**Written exercise 1:**
List every food or drink named in the restaurant review.
**Written exercise 2:**
Continue the restaurant review from the point where it stops.

**Text section:**

Inside, it was heaving. Utter carnage. But the staff, slick and smiling, found us a table with the efficiency of a NATO airlift. Four pints of lager appeared almost as quickly as we sat down—because of course. And when they asked us, a few gulps in, if we wouldn’t mind shifting to another table to make space for a larger group, well, I almost admired the chutzpah. We moved without protest. This is the modern world. Agile dining.
Now, I’ll admit the details start to blur after this point (there’s a reason food critics usually eat sober), but I do remember that the menu was refreshingly un-clapped-out. None of your chicken tikka masala and fluorescent korma clichés. Instead, I lazily asked our waiter—who had the reassuring air of a man who knows exactly what’s good and exactly what’s not—to decide for me. He brought me lamb. Something wonderfully spiced and gorgeously unctuous. It was superb. That much I remember. Probably the only thing I remember.

**Data lines:**
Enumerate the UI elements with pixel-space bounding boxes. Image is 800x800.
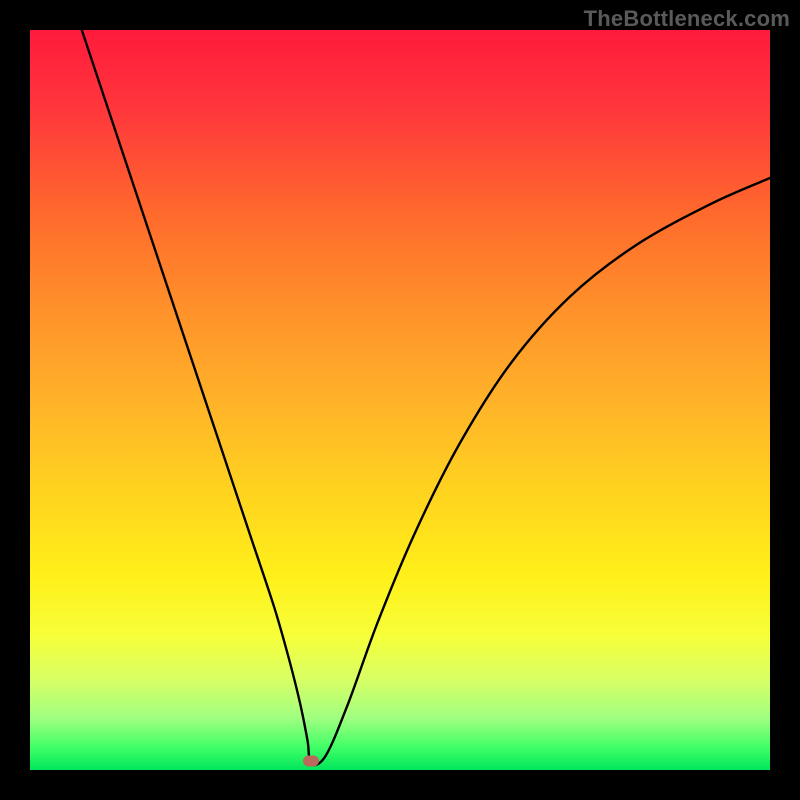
curve-svg bbox=[30, 30, 770, 770]
bottleneck-curve bbox=[82, 30, 770, 765]
chart-frame: TheBottleneck.com bbox=[0, 0, 800, 800]
optimal-point-marker bbox=[303, 756, 319, 767]
plot-area bbox=[30, 30, 770, 770]
watermark-text: TheBottleneck.com bbox=[584, 6, 790, 32]
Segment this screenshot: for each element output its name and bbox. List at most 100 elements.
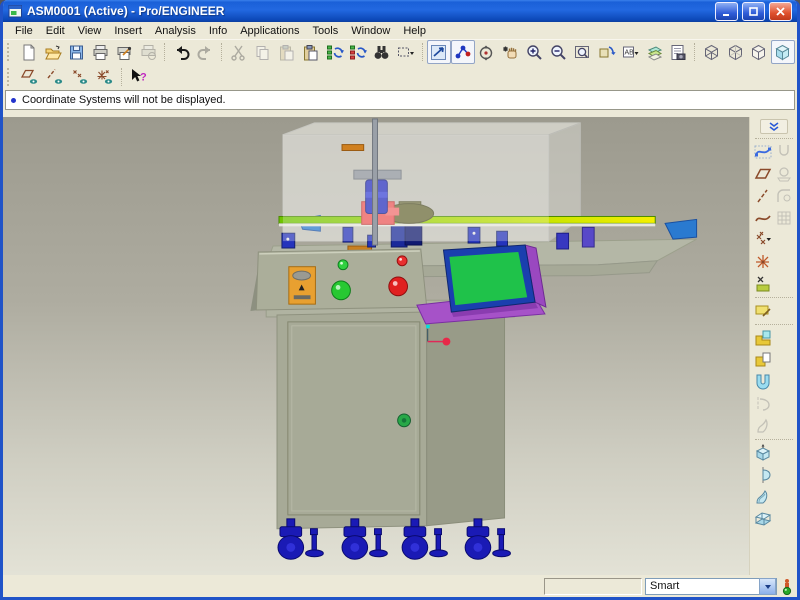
shaded-button[interactable] bbox=[771, 40, 795, 64]
main-toolbar: AB bbox=[3, 39, 797, 64]
datum-axis-button[interactable] bbox=[753, 185, 774, 207]
maximize-button[interactable] bbox=[742, 2, 765, 21]
cross-section-button[interactable] bbox=[753, 273, 774, 295]
undo-button[interactable] bbox=[169, 40, 193, 64]
minimize-button[interactable] bbox=[715, 2, 738, 21]
regenerate-custom-icon bbox=[348, 43, 367, 62]
no-hidden-button[interactable] bbox=[747, 40, 771, 64]
toolbar-grip[interactable] bbox=[7, 68, 13, 86]
hole-button[interactable] bbox=[774, 163, 795, 185]
plot-button[interactable] bbox=[113, 40, 137, 64]
assembly-cut-button[interactable] bbox=[753, 371, 774, 393]
sweep-disabled-button[interactable] bbox=[753, 415, 774, 437]
wireframe-button[interactable] bbox=[699, 40, 723, 64]
print-disabled-button[interactable] bbox=[137, 40, 161, 64]
new-file-icon bbox=[19, 43, 38, 62]
combobox-arrow-button[interactable] bbox=[759, 578, 776, 595]
regenerate-button[interactable] bbox=[322, 40, 346, 64]
toolchest-separator bbox=[755, 324, 793, 325]
paste-button[interactable] bbox=[274, 40, 298, 64]
sweep-disabled-icon bbox=[754, 417, 772, 435]
menu-analysis[interactable]: Analysis bbox=[149, 24, 202, 38]
toolchest-spacer bbox=[774, 229, 795, 251]
toolbar-separator bbox=[164, 43, 165, 61]
menu-info[interactable]: Info bbox=[203, 24, 233, 38]
selection-filter-combobox[interactable]: Smart bbox=[645, 578, 777, 595]
print-disabled-icon bbox=[139, 43, 158, 62]
hidden-line-button[interactable] bbox=[723, 40, 747, 64]
revolve-disabled-button[interactable] bbox=[753, 393, 774, 415]
menu-window[interactable]: Window bbox=[345, 24, 396, 38]
zoom-in-button[interactable] bbox=[523, 40, 547, 64]
blend-surface-button[interactable] bbox=[753, 508, 774, 530]
menu-edit[interactable]: Edit bbox=[40, 24, 71, 38]
menu-insert[interactable]: Insert bbox=[108, 24, 148, 38]
revolve-surface-button[interactable] bbox=[753, 464, 774, 486]
message-area[interactable]: Coordinate Systems will not be displayed… bbox=[5, 90, 795, 110]
layers-button[interactable] bbox=[642, 40, 666, 64]
datum-planes-toggle[interactable] bbox=[17, 65, 42, 89]
reorient-icon bbox=[597, 43, 616, 62]
datum-points-toggle[interactable] bbox=[67, 65, 92, 89]
refit-button[interactable] bbox=[570, 40, 594, 64]
datum-csys-toggle[interactable] bbox=[92, 65, 117, 89]
wireframe-icon bbox=[702, 43, 721, 62]
sketch-button[interactable] bbox=[774, 141, 795, 163]
menu-view[interactable]: View bbox=[72, 24, 108, 38]
toolbar-expand-button[interactable] bbox=[760, 119, 788, 134]
datum-curve-icon bbox=[754, 209, 772, 227]
print-button[interactable] bbox=[89, 40, 113, 64]
coordinate-system-button[interactable] bbox=[753, 251, 774, 273]
regenerate-custom-button[interactable] bbox=[346, 40, 370, 64]
copy-button[interactable] bbox=[250, 40, 274, 64]
zoom-out-button[interactable] bbox=[547, 40, 571, 64]
round-button[interactable] bbox=[774, 185, 795, 207]
menu-help[interactable]: Help bbox=[397, 24, 432, 38]
note-button[interactable] bbox=[753, 300, 774, 322]
extrude-surface-button[interactable] bbox=[753, 442, 774, 464]
title-bar[interactable]: ASM0001 (Active) - Pro/ENGINEER bbox=[3, 0, 797, 22]
redo-button[interactable] bbox=[193, 40, 217, 64]
layers-icon bbox=[645, 43, 664, 62]
cross-section-icon bbox=[754, 275, 772, 293]
toolchest-separator bbox=[755, 138, 793, 139]
selection-filter-button[interactable] bbox=[427, 40, 451, 64]
svg-text:?: ? bbox=[140, 72, 147, 84]
reorient-button[interactable] bbox=[594, 40, 618, 64]
datum-axes-toggle[interactable] bbox=[42, 65, 67, 89]
find-button[interactable] bbox=[370, 40, 394, 64]
menu-applications[interactable]: Applications bbox=[234, 24, 305, 38]
close-button[interactable] bbox=[769, 2, 792, 21]
pattern-button[interactable] bbox=[774, 207, 795, 229]
orient-mode-icon bbox=[477, 43, 496, 62]
cut-button[interactable] bbox=[226, 40, 250, 64]
menu-tools[interactable]: Tools bbox=[307, 24, 345, 38]
assemble-component-button[interactable] bbox=[753, 327, 774, 349]
sweep-surface-button[interactable] bbox=[753, 486, 774, 508]
selection-arrow-icon bbox=[429, 43, 448, 62]
toolbar-grip[interactable] bbox=[7, 43, 13, 61]
create-component-button[interactable] bbox=[753, 349, 774, 371]
new-file-button[interactable] bbox=[17, 40, 41, 64]
create-component-icon bbox=[754, 351, 772, 369]
saved-views-button[interactable]: AB bbox=[618, 40, 642, 64]
round-icon bbox=[775, 187, 793, 205]
revolve-disabled-icon bbox=[754, 395, 772, 413]
datum-curve-button[interactable] bbox=[753, 207, 774, 229]
style-curve-button[interactable] bbox=[753, 141, 774, 163]
paste-special-button[interactable] bbox=[298, 40, 322, 64]
spin-center-button[interactable] bbox=[451, 40, 475, 64]
graphics-viewport[interactable] bbox=[3, 117, 749, 575]
orient-mode-button[interactable] bbox=[475, 40, 499, 64]
context-help-button[interactable]: ? bbox=[126, 65, 151, 89]
toolchest-spacer bbox=[774, 251, 795, 273]
pan-button[interactable] bbox=[499, 40, 523, 64]
menu-file[interactable]: File bbox=[9, 24, 39, 38]
open-button[interactable] bbox=[41, 40, 65, 64]
datum-plane-button[interactable] bbox=[753, 163, 774, 185]
datum-point-button[interactable] bbox=[753, 229, 774, 251]
view-manager-button[interactable] bbox=[666, 40, 690, 64]
filter-status-icon[interactable] bbox=[780, 578, 794, 595]
save-button[interactable] bbox=[65, 40, 89, 64]
selection-box-button[interactable] bbox=[394, 40, 418, 64]
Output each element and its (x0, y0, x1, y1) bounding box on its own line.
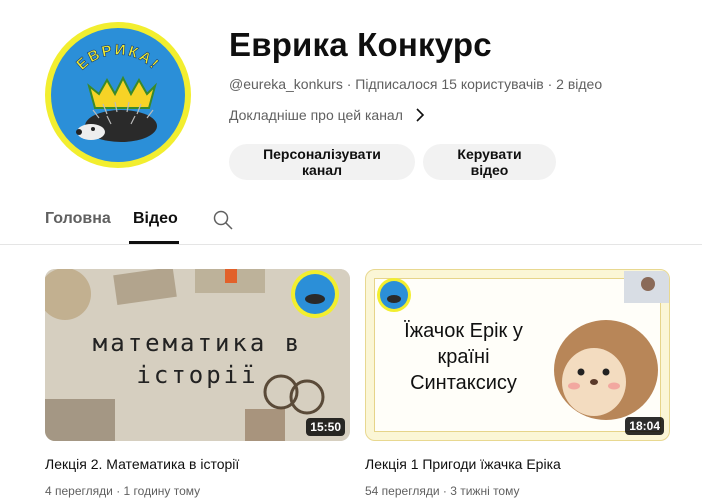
manage-videos-button[interactable]: Керувати відео (423, 144, 556, 180)
video-title[interactable]: Лекція 2. Математика в історії (45, 456, 350, 472)
video-thumbnail[interactable]: Їжачок Ерік у країні Синтаксису 18:04 (365, 269, 670, 441)
subscriber-count: Підписалося 15 користувачів (355, 76, 544, 92)
channel-meta: @eureka_konkurs · Підписалося 15 користу… (229, 76, 602, 92)
tab-home[interactable]: Головна (45, 210, 111, 228)
meta-separator: · (342, 76, 356, 92)
about-channel-label: Докладніше про цей канал (229, 107, 403, 123)
thumbnail-text-line: історії (136, 361, 259, 389)
avatar-logo: ЕВРИКА! (51, 28, 185, 162)
tab-videos[interactable]: Відео (133, 210, 178, 228)
video-thumbnail[interactable]: математика в історії 15:50 (45, 269, 350, 441)
active-tab-indicator (129, 241, 179, 244)
thumbnail-text-line: Їжачок Ерік у (404, 320, 523, 342)
video-title[interactable]: Лекція 1 Пригоди їжачка Еріка (365, 456, 670, 472)
video-meta: 4 перегляди · 1 годину тому (45, 484, 350, 498)
thumbnail-text-line: математика в (92, 329, 303, 357)
thumbnail-text-line: Синтаксису (410, 372, 517, 394)
meta-separator: · (112, 484, 124, 498)
video-card[interactable]: математика в історії 15:50 Лекція 2. Мат… (45, 269, 350, 498)
video-duration: 15:50 (306, 418, 345, 436)
view-count: 4 перегляди (45, 484, 113, 498)
meta-separator: · (543, 76, 557, 92)
upload-age: 3 тижні тому (450, 484, 520, 498)
customize-channel-button[interactable]: Персоналізувати канал (229, 144, 415, 180)
video-count: 2 відео (556, 76, 603, 92)
about-channel-link[interactable]: Докладніше про цей канал (229, 107, 425, 123)
thumbnail-text-line: країні (437, 346, 490, 368)
search-button[interactable] (212, 209, 234, 236)
video-duration: 18:04 (625, 417, 664, 435)
video-card[interactable]: Їжачок Ерік у країні Синтаксису 18:04 Ле… (365, 269, 670, 498)
svg-text:ЕВРИКА!: ЕВРИКА! (73, 41, 163, 73)
upload-age: 1 годину тому (123, 484, 201, 498)
view-count: 54 перегляди (365, 484, 440, 498)
video-meta: 54 перегляди · 3 тижні тому (365, 484, 670, 498)
channel-tabs: Головна Відео (0, 198, 702, 245)
channel-avatar[interactable]: ЕВРИКА! (45, 22, 191, 168)
search-icon (213, 210, 233, 230)
channel-handle: @eureka_konkurs (229, 76, 343, 92)
channel-title: Еврика Конкурс (229, 26, 492, 63)
chevron-right-icon (416, 108, 425, 122)
meta-separator: · (439, 484, 451, 498)
avatar-logo-text: ЕВРИКА! (73, 41, 161, 74)
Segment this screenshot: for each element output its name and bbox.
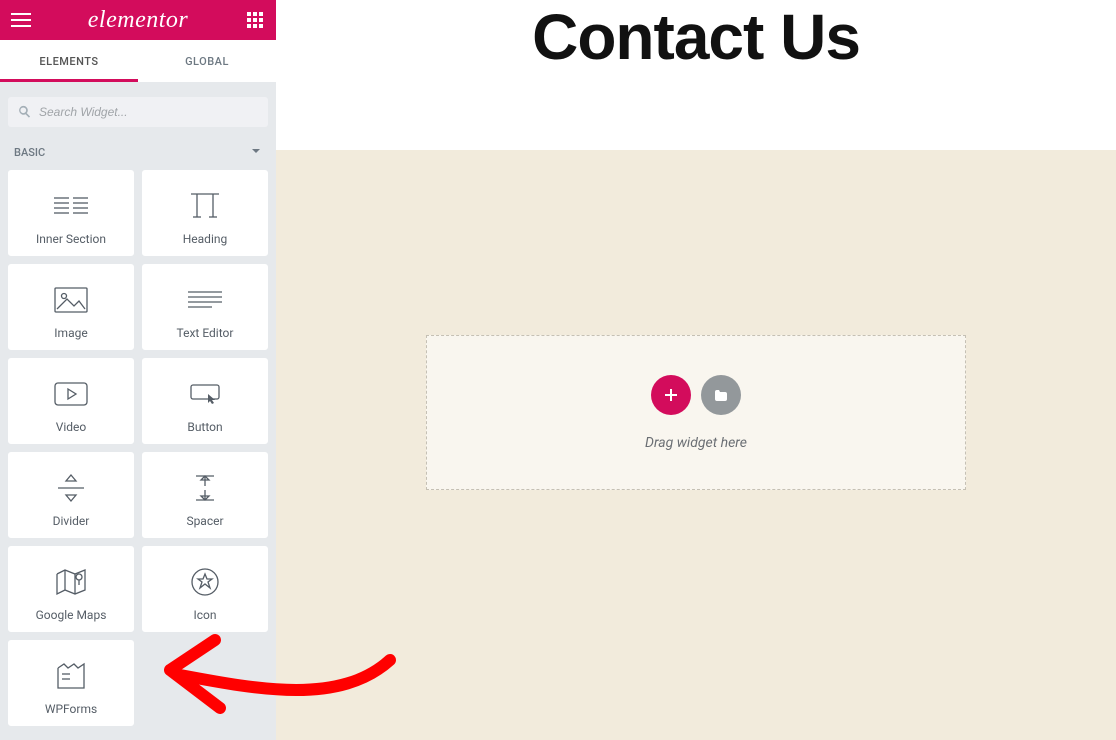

**Exercise output 1:**
lager, chicken tikka masala, korma, lamb

**Exercise output 2:**
The night, inevitably, rolled on to yet another bar round the corner where, after another nightcap or three, I realised I’d left my sunglasses back at Urban Tandoor. I staggered back, full of curry and self-loathing, only to find the staff standing there, smiling, sunglasses in hand. Like they knew. Like they always know.
Urban Tandoor is not your dad’s curry house. It’s not your dad’s dad’s curry house. It’s a living, breathing example of how Indian food in Britain has thrown off its old-school curry house shackles and become something brighter, spicier, cleverer and—yes—better. Great food, impeccable service, and a sense of humour about it all.
And the next morning, even with the dull throb of lager, I knew: it wasn’t just the hype. It’s the real deal.